Saturday, September 29, 2007

Mixed Messages

I was downtown last night thinking about how crappy the world is, and how it sucks double because my favorite band, Rilo Kiley, was playing at the Orange Peel and it was sold out so I couldn't go see them. There were lots of people out and I was just people-watching. Asheville is a pretty strange place and not everyone is as smart as they think they are. Here is the gist of a conversation I heard between three girls:

Girl #1: Ohmigod! You should never eat shark-fin soup!
Girl #2: Ewww! what?
Girl #1: I saw this documentary-type thing about how they make it and it's so mean. Over in China they catch these sharks on boats, then they cut their fins off and throw them back in the water. I mean, it's basically like taking a human, cutting of their arms and legs, and throwing them in the ocean and saying "screw you!" It's not different at all. Sharks are mammals like us! Wait...sharks give live birth right?
Girl #2: Yeah.
Girl #3: Yeah...
Girl #1: Ok, yeah, so they're mammals too! See what I mean! It's just like cutting off a person's arms and legs and letting them drown!


Somehow this guy named Critter started talking to me and mentioned that he was going to the Rilo Kiley but he didn't really know the band or anything. I was completely jealous and urged him to hurry up and get over to the Orange Peel since the show had started. He left.
Then about ten minutes later he comes back and hands me a ticket. A ticket to see a sold-out Rilo Kiley concert at the Orange Peel on a Friday night. They were amazing. The place was packed and they played a lot of their old and new songs. Completely incredible!
My faith in humanity is restored.

On a slightly unrelated note, I was driving on Patton Ave. today coming from downtown and a guy completely rear-ended me. I've never been in any sort of car accident before.
I gasped out loud, and saw the guy in my rear-view mirror with this terrified look on his face. He was a Hispanic man with a girlfriend in the passenger seat who looked slightly amused.
I got out of my car and he was still silently freaking out. He probably didn't have insurance. There was a big white mark all along my bumper but it wiped right off so I just shrugged and said "Alright" and got back in my car. The look of relief and horror on his face was almost worth it. He pulled off into a parking lot, I assume to get his bearings and listen to his girlfriend fuss him out. Poor guy.

Drive careful everyone. Not everyone is as cool as I am. :-)

Thursday, September 27, 2007

Still Life

People are a lot like forests. At first, they don't seem like much, but the more you quietly observe, the more alive and engaging they become.

Monday, September 24, 2007

Perfect Rice

I posted a little recipe yesterday for some really cheap food. Rice is another really cheap food. I love rice, and not just because it's cheap. I eat rice almost every day as my main starch. I think the reason for this is because I know how to make perfect rice. But why keep the recipe to myself? Here is the recipe for 1 cup of Perfect Rice:
(Please note that I never measure anything, except water and rice, so adjust for your own tastes)
# # # # #
Given request: Reproduce the blog entry from "Mixed Messages" up to and including "#2: Ewww! what?", replacing "Orange Peel" with "Grey Eagle".

Data section:
# # # # #
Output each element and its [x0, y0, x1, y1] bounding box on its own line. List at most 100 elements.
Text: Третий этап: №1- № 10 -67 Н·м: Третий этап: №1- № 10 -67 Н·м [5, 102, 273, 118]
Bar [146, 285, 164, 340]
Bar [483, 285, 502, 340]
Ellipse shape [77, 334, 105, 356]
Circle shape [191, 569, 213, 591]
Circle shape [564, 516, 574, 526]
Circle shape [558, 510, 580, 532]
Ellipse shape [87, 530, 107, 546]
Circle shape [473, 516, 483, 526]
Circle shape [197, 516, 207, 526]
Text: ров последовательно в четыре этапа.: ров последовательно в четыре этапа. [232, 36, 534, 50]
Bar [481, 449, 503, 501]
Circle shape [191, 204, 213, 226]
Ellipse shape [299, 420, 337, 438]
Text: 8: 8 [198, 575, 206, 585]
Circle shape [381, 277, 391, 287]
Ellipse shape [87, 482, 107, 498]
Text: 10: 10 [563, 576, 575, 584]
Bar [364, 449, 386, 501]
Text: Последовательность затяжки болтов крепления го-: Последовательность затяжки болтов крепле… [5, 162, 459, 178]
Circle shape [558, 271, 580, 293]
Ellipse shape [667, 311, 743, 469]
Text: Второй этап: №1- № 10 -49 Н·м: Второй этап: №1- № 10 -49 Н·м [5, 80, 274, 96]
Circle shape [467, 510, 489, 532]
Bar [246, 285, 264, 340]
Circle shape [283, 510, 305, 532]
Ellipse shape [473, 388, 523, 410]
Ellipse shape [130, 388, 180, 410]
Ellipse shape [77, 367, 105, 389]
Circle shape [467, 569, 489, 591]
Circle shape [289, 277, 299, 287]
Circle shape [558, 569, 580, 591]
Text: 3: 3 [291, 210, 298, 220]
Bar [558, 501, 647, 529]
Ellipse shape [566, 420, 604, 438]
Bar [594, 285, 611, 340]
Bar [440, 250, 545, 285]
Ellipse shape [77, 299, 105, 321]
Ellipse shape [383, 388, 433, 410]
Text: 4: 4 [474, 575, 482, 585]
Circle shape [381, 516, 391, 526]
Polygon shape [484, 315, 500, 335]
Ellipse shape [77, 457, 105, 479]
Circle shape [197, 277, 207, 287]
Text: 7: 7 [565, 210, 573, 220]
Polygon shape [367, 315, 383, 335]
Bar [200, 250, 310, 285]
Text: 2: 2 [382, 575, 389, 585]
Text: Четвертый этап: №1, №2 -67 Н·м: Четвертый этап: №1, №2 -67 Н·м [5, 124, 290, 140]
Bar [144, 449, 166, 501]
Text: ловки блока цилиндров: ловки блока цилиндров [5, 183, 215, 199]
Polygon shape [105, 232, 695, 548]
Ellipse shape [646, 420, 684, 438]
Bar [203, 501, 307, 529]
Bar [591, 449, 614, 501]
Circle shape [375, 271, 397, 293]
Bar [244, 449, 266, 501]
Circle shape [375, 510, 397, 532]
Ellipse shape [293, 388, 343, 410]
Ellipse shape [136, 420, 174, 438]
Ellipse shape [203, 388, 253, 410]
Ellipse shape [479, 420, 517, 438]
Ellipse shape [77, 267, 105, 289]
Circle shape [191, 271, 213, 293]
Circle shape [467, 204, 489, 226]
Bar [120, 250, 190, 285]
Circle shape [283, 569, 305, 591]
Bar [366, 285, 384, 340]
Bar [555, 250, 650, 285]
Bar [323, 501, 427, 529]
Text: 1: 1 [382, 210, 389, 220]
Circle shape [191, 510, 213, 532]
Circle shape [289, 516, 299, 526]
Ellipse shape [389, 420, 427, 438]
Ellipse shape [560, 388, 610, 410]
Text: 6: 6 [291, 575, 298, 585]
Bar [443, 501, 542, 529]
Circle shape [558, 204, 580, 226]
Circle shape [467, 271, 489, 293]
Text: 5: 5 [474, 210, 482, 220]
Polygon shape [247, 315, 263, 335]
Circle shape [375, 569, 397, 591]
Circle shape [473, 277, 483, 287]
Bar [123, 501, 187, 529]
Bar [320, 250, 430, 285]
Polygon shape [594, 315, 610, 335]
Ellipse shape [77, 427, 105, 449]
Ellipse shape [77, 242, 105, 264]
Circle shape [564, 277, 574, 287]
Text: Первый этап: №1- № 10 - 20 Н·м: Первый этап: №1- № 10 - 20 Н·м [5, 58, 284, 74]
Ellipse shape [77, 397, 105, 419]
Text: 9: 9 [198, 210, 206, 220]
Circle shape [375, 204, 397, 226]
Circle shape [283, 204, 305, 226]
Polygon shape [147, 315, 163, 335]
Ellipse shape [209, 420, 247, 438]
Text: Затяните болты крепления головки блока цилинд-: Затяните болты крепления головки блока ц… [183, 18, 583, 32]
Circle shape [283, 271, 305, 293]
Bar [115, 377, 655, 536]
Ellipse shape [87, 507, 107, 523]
# # # # #
Answer below:
Mixed Messages

I was downtown last night thinking about how crappy the world is, and how it sucks double because my favorite band, Rilo Kiley, was playing at the Grey Eagle and it was sold out so I couldn't go see them. There were lots of people out and I was just people-watching. Asheville is a pretty strange place and not everyone is as smart as they think they are. Here is the gist of a conversation I heard between three girls:

Girl #1: Ohmigod! You should never eat shark-fin soup!
Girl #2: Ewww! what?